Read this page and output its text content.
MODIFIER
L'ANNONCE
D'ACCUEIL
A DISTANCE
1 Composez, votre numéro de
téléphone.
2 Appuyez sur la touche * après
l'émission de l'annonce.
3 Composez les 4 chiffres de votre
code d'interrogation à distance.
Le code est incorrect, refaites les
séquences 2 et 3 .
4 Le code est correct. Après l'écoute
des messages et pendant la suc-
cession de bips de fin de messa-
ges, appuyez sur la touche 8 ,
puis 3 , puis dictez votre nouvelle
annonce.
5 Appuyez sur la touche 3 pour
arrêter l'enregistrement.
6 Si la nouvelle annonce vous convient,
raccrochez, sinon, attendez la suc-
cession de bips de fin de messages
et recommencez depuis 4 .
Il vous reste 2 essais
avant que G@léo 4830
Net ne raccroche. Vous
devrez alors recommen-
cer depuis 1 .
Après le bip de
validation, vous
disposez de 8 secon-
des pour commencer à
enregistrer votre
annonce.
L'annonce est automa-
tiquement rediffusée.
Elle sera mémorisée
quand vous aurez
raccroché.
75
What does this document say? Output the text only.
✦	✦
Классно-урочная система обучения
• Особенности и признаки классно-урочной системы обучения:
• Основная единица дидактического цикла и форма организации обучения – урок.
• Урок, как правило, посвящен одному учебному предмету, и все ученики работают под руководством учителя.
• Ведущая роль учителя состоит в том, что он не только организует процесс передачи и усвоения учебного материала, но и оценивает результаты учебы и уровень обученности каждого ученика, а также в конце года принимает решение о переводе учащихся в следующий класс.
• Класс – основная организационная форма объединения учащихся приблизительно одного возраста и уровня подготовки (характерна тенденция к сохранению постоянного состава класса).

####

◆ The problem ◆
Search the records for the string "Composez" and return every line in which it occurs.

◆ Output for this exercise ◆
1 Composez, votre numéro de
3 Composez les 4 chiffres de votre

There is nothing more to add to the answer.